Saved data entries:
☆ ☆ ☆ ☆
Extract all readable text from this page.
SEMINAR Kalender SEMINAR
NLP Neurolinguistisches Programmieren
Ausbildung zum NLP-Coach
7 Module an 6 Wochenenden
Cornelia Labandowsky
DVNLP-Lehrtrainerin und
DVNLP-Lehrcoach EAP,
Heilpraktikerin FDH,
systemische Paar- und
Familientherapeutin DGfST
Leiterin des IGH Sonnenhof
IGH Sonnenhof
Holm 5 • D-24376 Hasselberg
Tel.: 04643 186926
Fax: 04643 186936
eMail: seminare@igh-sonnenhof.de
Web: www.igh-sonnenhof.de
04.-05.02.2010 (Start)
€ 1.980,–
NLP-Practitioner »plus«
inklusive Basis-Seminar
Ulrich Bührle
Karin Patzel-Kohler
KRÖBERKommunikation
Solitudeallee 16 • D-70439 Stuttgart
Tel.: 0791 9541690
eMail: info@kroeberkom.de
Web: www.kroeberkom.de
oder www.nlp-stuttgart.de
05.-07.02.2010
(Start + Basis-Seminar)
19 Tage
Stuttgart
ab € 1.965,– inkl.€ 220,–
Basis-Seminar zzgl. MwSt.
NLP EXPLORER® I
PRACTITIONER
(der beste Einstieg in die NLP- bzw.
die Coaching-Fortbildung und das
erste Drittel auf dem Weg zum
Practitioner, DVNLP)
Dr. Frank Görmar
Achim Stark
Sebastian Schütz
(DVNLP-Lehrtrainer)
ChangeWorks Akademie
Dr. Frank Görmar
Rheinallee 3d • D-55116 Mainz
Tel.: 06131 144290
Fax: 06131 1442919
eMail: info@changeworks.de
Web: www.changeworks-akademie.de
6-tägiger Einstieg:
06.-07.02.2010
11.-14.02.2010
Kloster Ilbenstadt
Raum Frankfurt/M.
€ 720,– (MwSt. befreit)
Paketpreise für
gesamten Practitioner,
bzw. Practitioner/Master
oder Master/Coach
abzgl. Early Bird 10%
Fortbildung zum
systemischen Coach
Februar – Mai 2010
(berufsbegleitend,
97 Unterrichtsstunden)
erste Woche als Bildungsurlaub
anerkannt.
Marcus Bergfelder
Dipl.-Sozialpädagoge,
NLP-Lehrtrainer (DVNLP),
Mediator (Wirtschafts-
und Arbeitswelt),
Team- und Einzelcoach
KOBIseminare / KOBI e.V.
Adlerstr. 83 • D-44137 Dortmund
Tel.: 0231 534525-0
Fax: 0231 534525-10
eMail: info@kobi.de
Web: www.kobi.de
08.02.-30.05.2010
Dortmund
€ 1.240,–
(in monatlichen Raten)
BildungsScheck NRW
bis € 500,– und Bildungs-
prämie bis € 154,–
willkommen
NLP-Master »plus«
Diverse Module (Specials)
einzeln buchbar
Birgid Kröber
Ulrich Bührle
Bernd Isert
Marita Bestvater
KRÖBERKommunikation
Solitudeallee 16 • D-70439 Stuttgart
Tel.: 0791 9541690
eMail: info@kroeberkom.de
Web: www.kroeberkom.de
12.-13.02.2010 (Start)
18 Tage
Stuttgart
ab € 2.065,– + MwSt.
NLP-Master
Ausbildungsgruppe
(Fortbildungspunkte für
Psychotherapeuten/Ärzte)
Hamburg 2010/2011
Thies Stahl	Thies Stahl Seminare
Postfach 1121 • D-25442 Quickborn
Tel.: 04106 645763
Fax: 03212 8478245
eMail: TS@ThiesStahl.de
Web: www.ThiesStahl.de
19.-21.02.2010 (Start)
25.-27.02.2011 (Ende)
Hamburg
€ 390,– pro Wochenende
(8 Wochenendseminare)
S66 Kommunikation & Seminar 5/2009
☆ ☆ ☆ ☆
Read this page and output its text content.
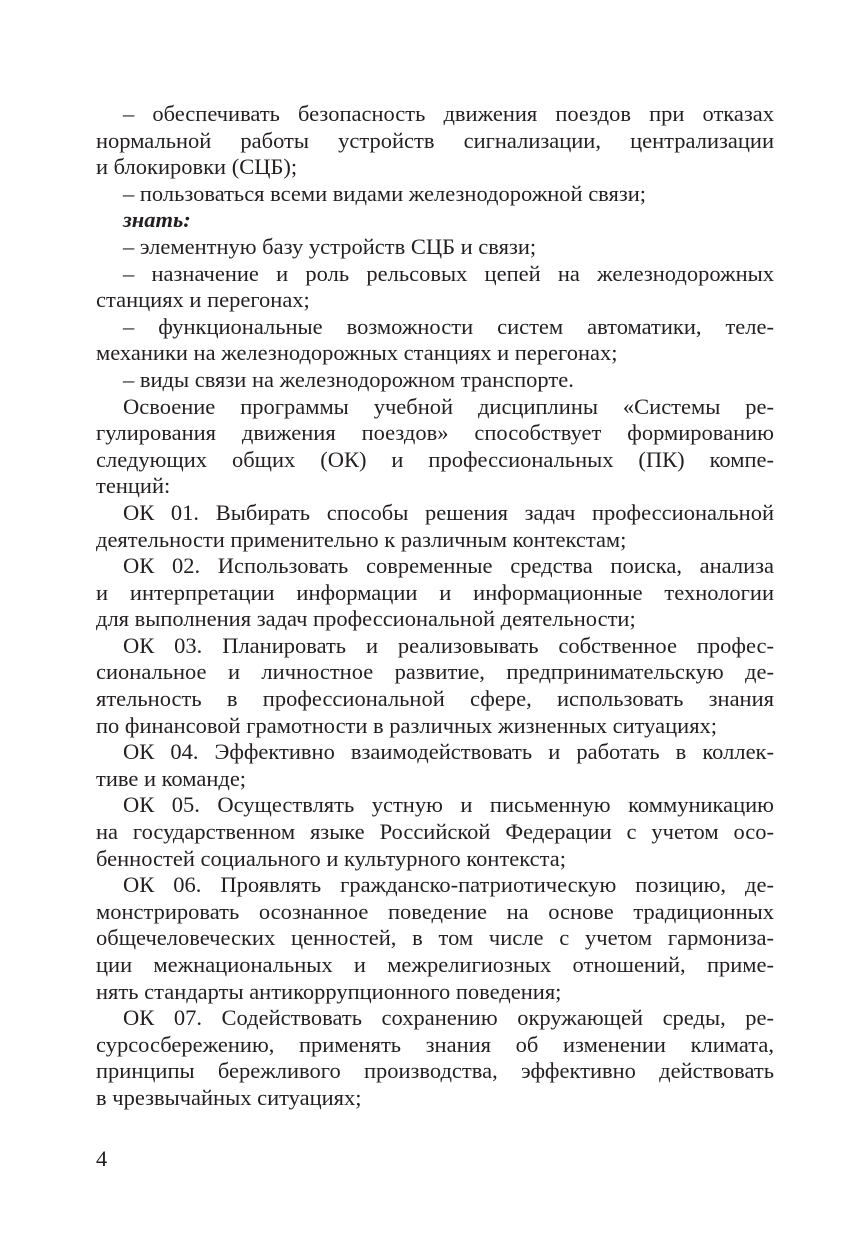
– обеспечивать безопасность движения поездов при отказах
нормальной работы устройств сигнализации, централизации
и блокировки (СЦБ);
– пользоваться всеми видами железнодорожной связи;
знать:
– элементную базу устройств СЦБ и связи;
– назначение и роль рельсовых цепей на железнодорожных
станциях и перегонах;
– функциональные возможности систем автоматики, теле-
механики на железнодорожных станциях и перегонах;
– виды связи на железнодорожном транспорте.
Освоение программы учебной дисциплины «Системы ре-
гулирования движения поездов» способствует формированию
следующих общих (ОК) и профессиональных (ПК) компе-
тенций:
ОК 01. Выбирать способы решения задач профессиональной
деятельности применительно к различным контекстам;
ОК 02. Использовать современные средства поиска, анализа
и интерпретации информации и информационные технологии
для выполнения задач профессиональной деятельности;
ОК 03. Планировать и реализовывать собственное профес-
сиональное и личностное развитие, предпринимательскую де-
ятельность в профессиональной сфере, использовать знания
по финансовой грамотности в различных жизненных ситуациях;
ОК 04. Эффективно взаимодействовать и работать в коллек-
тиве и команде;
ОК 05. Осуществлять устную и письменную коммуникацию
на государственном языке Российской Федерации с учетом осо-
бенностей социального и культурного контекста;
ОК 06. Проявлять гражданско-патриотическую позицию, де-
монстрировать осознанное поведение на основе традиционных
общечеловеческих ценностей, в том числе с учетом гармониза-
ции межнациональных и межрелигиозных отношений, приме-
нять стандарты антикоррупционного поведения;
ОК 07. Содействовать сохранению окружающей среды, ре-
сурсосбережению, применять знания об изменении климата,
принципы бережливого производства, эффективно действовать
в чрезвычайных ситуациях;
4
☆ ☆ ☆ ☆
* _INSTRUCTION_: Within the listing above, find every line containing the string "ситуациях" and return it.

* _RESULT OF THIS TASK_:
по финансовой грамотности в различных жизненных ситуациях;
в чрезвычайных ситуациях;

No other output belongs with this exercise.